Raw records
□ □ □ □
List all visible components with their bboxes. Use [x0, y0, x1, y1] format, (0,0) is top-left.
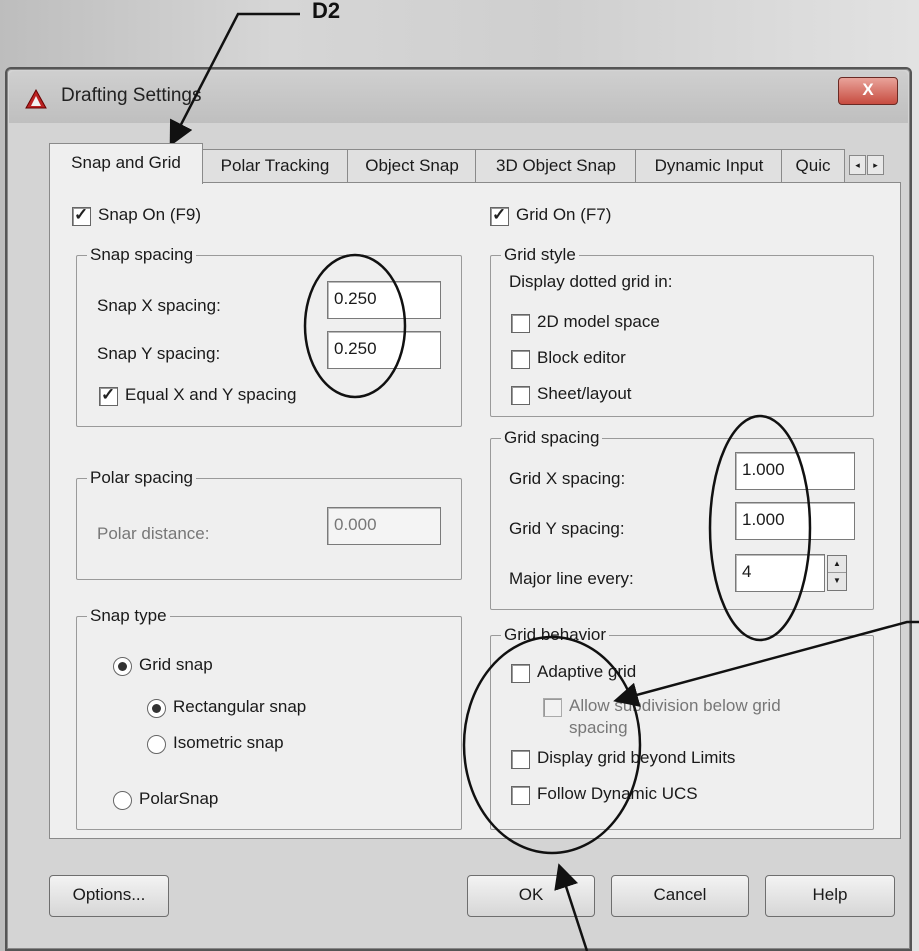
tab-object-snap[interactable]: Object Snap — [347, 149, 477, 182]
grid-sheet-layout-label: Sheet/layout — [537, 384, 632, 403]
grid-on-checkbox[interactable] — [490, 205, 509, 226]
equal-xy-spacing-checkbox[interactable] — [99, 385, 118, 406]
grid-x-label: Grid X spacing: — [509, 469, 626, 488]
tab-dynamic-input[interactable]: Dynamic Input — [635, 149, 783, 182]
grid-block-editor-label: Block editor — [537, 348, 626, 367]
snap-spacing-group: Snap spacing Snap X spacing: 0.250 Snap … — [76, 245, 462, 427]
tab-polar-tracking[interactable]: Polar Tracking — [201, 149, 349, 182]
grid-spacing-title: Grid spacing — [501, 428, 603, 448]
polar-distance-label: Polar distance: — [97, 524, 210, 543]
title-bar: Drafting Settings X — [9, 71, 908, 123]
snap-on-label: Snap On (F9) — [98, 205, 201, 224]
snap-x-spacing-input[interactable]: 0.250 — [327, 281, 441, 319]
display-beyond-limits-checkbox[interactable] — [511, 750, 530, 769]
polar-spacing-group: Polar spacing Polar distance: 0.000 — [76, 468, 462, 580]
equal-xy-spacing-label: Equal X and Y spacing — [125, 385, 297, 404]
grid-behavior-group: Grid behavior Adaptive grid Allow subdiv… — [490, 625, 874, 830]
tab-quick-properties[interactable]: Quic — [781, 149, 845, 182]
grid-behavior-title: Grid behavior — [501, 625, 610, 645]
spin-down-icon[interactable]: ▼ — [828, 573, 846, 589]
snap-y-spacing-input[interactable]: 0.250 — [327, 331, 441, 369]
major-line-every-input[interactable]: 4 — [735, 554, 825, 592]
drafting-settings-dialog: Drafting Settings X Snap and Grid Polar … — [5, 67, 912, 951]
rectangular-snap-label: Rectangular snap — [173, 697, 307, 716]
options-button[interactable]: Options... — [49, 875, 169, 917]
rectangular-snap-radio[interactable] — [147, 699, 166, 718]
tab-scroll-left-icon[interactable]: ◂ — [849, 155, 866, 175]
snap-y-label: Snap Y spacing: — [97, 344, 221, 363]
close-button[interactable]: X — [838, 77, 898, 105]
spin-up-icon[interactable]: ▲ — [828, 556, 846, 573]
display-beyond-limits-label: Display grid beyond Limits — [537, 748, 736, 767]
tab-strip: Snap and Grid Polar Tracking Object Snap… — [49, 143, 899, 185]
snap-spacing-title: Snap spacing — [87, 245, 197, 265]
ok-button[interactable]: OK — [467, 875, 595, 917]
snap-x-label: Snap X spacing: — [97, 296, 221, 315]
allow-subdivision-label-line1: Allow subdivision below grid — [569, 696, 781, 715]
grid-x-spacing-input[interactable]: 1.000 — [735, 452, 855, 490]
grid-on-label: Grid On (F7) — [516, 205, 612, 224]
snap-type-group: Snap type Grid snap Rectangular snap Iso… — [76, 606, 462, 830]
window-title: Drafting Settings — [61, 85, 202, 106]
tab-scroll-right-icon[interactable]: ▸ — [867, 155, 884, 175]
polarsnap-radio[interactable] — [113, 791, 132, 810]
callout-label-d2: D2 — [312, 0, 341, 23]
adaptive-grid-checkbox[interactable] — [511, 664, 530, 683]
grid-y-spacing-input[interactable]: 1.000 — [735, 502, 855, 540]
isometric-snap-label: Isometric snap — [173, 733, 284, 752]
polar-distance-input[interactable]: 0.000 — [327, 507, 441, 545]
isometric-snap-radio[interactable] — [147, 735, 166, 754]
major-line-spinner[interactable]: ▲ ▼ — [827, 555, 847, 591]
allow-subdivision-checkbox[interactable] — [543, 698, 562, 717]
grid-snap-radio[interactable] — [113, 657, 132, 676]
snap-on-checkbox[interactable] — [72, 205, 91, 226]
grid-style-caption: Display dotted grid in: — [509, 272, 673, 291]
autocad-app-icon — [25, 89, 47, 109]
adaptive-grid-label: Adaptive grid — [537, 662, 637, 681]
polarsnap-label: PolarSnap — [139, 789, 219, 808]
grid-y-label: Grid Y spacing: — [509, 519, 625, 538]
grid-sheet-layout-checkbox[interactable] — [511, 386, 530, 405]
grid-2d-model-space-label: 2D model space — [537, 312, 660, 331]
grid-block-editor-checkbox[interactable] — [511, 350, 530, 369]
tab-3d-object-snap[interactable]: 3D Object Snap — [475, 149, 637, 182]
grid-2d-model-space-checkbox[interactable] — [511, 314, 530, 333]
grid-snap-label: Grid snap — [139, 655, 213, 674]
major-line-label: Major line every: — [509, 569, 634, 588]
grid-style-title: Grid style — [501, 245, 579, 265]
snap-and-grid-panel: Snap On (F9) Snap spacing Snap X spacing… — [49, 182, 901, 839]
snap-type-title: Snap type — [87, 606, 170, 626]
grid-spacing-group: Grid spacing Grid X spacing: 1.000 Grid … — [490, 428, 874, 610]
follow-dynamic-ucs-label: Follow Dynamic UCS — [537, 784, 698, 803]
tab-snap-and-grid[interactable]: Snap and Grid — [49, 143, 203, 184]
polar-spacing-title: Polar spacing — [87, 468, 197, 488]
follow-dynamic-ucs-checkbox[interactable] — [511, 786, 530, 805]
cancel-button[interactable]: Cancel — [611, 875, 749, 917]
grid-style-group: Grid style Display dotted grid in: 2D mo… — [490, 245, 874, 417]
allow-subdivision-label-line2: spacing — [569, 718, 628, 737]
help-button[interactable]: Help — [765, 875, 895, 917]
□ □ □ □
Exercise details>
Retype all of the lines above exactly, leaving out the pictures.

Final answer>
List all visible components with their bboxes. Use [x0, y0, x1, y1] format, (0,0) is top-left.
tab-object-snap[interactable]: Object Snap — [347, 149, 477, 182]
grid-sheet-layout-label: Sheet/layout — [537, 384, 632, 403]
grid-on-checkbox[interactable] — [490, 205, 509, 226]
equal-xy-spacing-checkbox[interactable] — [99, 385, 118, 406]
grid-x-label: Grid X spacing: — [509, 469, 626, 488]
tab-dynamic-input[interactable]: Dynamic Input — [635, 149, 783, 182]
grid-block-editor-label: Block editor — [537, 348, 626, 367]
snap-spacing-group: Snap spacing Snap X spacing: 0.250 Snap … — [76, 245, 462, 427]
tab-polar-tracking[interactable]: Polar Tracking — [201, 149, 349, 182]
grid-spacing-title: Grid spacing — [501, 428, 603, 448]
polar-distance-label: Polar distance: — [97, 524, 210, 543]
title-bar: Drafting Settings X — [9, 71, 908, 123]
snap-on-label: Snap On (F9) — [98, 205, 201, 224]
snap-x-spacing-input[interactable]: 0.250 — [327, 281, 441, 319]
display-beyond-limits-checkbox[interactable] — [511, 750, 530, 769]
polar-spacing-group: Polar spacing Polar distance: 0.000 — [76, 468, 462, 580]
equal-xy-spacing-label: Equal X and Y spacing — [125, 385, 297, 404]
grid-behavior-group: Grid behavior Adaptive grid Allow subdiv… — [490, 625, 874, 830]
tab-quick-properties[interactable]: Quic — [781, 149, 845, 182]
grid-behavior-title: Grid behavior — [501, 625, 610, 645]
spin-down-icon[interactable]: ▼ — [828, 573, 846, 589]
snap-y-spacing-input[interactable]: 0.250 — [327, 331, 441, 369]
major-line-every-input[interactable]: 4 — [735, 554, 825, 592]
drafting-settings-dialog: Drafting Settings X Snap and Grid Polar … — [5, 67, 912, 951]
rectangular-snap-label: Rectangular snap — [173, 697, 307, 716]
options-button[interactable]: Options... — [49, 875, 169, 917]
rectangular-snap-radio[interactable] — [147, 699, 166, 718]
tab-scroll-left-icon[interactable]: ◂ — [849, 155, 866, 175]
snap-y-label: Snap Y spacing: — [97, 344, 221, 363]
close-button[interactable]: X — [838, 77, 898, 105]
spin-up-icon[interactable]: ▲ — [828, 556, 846, 573]
display-beyond-limits-label: Display grid beyond Limits — [537, 748, 736, 767]
tab-strip: Snap and Grid Polar Tracking Object Snap… — [49, 143, 899, 185]
snap-spacing-title: Snap spacing — [87, 245, 197, 265]
ok-button[interactable]: OK — [467, 875, 595, 917]
snap-x-label: Snap X spacing: — [97, 296, 221, 315]
allow-subdivision-label-line1: Allow subdivision below grid — [569, 696, 781, 715]
grid-x-spacing-input[interactable]: 1.000 — [735, 452, 855, 490]
grid-on-label: Grid On (F7) — [516, 205, 612, 224]
snap-type-group: Snap type Grid snap Rectangular snap Iso… — [76, 606, 462, 830]
window-title: Drafting Settings — [61, 85, 202, 106]
tab-scroll-right-icon[interactable]: ▸ — [867, 155, 884, 175]
polarsnap-radio[interactable] — [113, 791, 132, 810]
callout-label-d2: D2 — [312, 0, 341, 23]
adaptive-grid-checkbox[interactable] — [511, 664, 530, 683]
grid-y-spacing-input[interactable]: 1.000 — [735, 502, 855, 540]
isometric-snap-label: Isometric snap — [173, 733, 284, 752]
polar-distance-input[interactable]: 0.000 — [327, 507, 441, 545]
isometric-snap-radio[interactable] — [147, 735, 166, 754]
major-line-spinner[interactable]: ▲ ▼ — [827, 555, 847, 591]
allow-subdivision-checkbox[interactable] — [543, 698, 562, 717]
grid-snap-radio[interactable] — [113, 657, 132, 676]
snap-on-checkbox[interactable] — [72, 205, 91, 226]
grid-style-caption: Display dotted grid in: — [509, 272, 673, 291]
autocad-app-icon — [25, 89, 47, 109]
adaptive-grid-label: Adaptive grid — [537, 662, 637, 681]
polarsnap-label: PolarSnap — [139, 789, 219, 808]
grid-y-label: Grid Y spacing: — [509, 519, 625, 538]
grid-sheet-layout-checkbox[interactable] — [511, 386, 530, 405]
grid-2d-model-space-label: 2D model space — [537, 312, 660, 331]
grid-block-editor-checkbox[interactable] — [511, 350, 530, 369]
tab-3d-object-snap[interactable]: 3D Object Snap — [475, 149, 637, 182]
grid-2d-model-space-checkbox[interactable] — [511, 314, 530, 333]
grid-snap-label: Grid snap — [139, 655, 213, 674]
major-line-label: Major line every: — [509, 569, 634, 588]
grid-style-title: Grid style — [501, 245, 579, 265]
snap-and-grid-panel: Snap On (F9) Snap spacing Snap X spacing… — [49, 182, 901, 839]
snap-type-title: Snap type — [87, 606, 170, 626]
grid-spacing-group: Grid spacing Grid X spacing: 1.000 Grid … — [490, 428, 874, 610]
follow-dynamic-ucs-label: Follow Dynamic UCS — [537, 784, 698, 803]
tab-snap-and-grid[interactable]: Snap and Grid — [49, 143, 203, 184]
polar-spacing-title: Polar spacing — [87, 468, 197, 488]
follow-dynamic-ucs-checkbox[interactable] — [511, 786, 530, 805]
cancel-button[interactable]: Cancel — [611, 875, 749, 917]
grid-style-group: Grid style Display dotted grid in: 2D mo… — [490, 245, 874, 417]
allow-subdivision-label-line2: spacing — [569, 718, 628, 737]
help-button[interactable]: Help — [765, 875, 895, 917]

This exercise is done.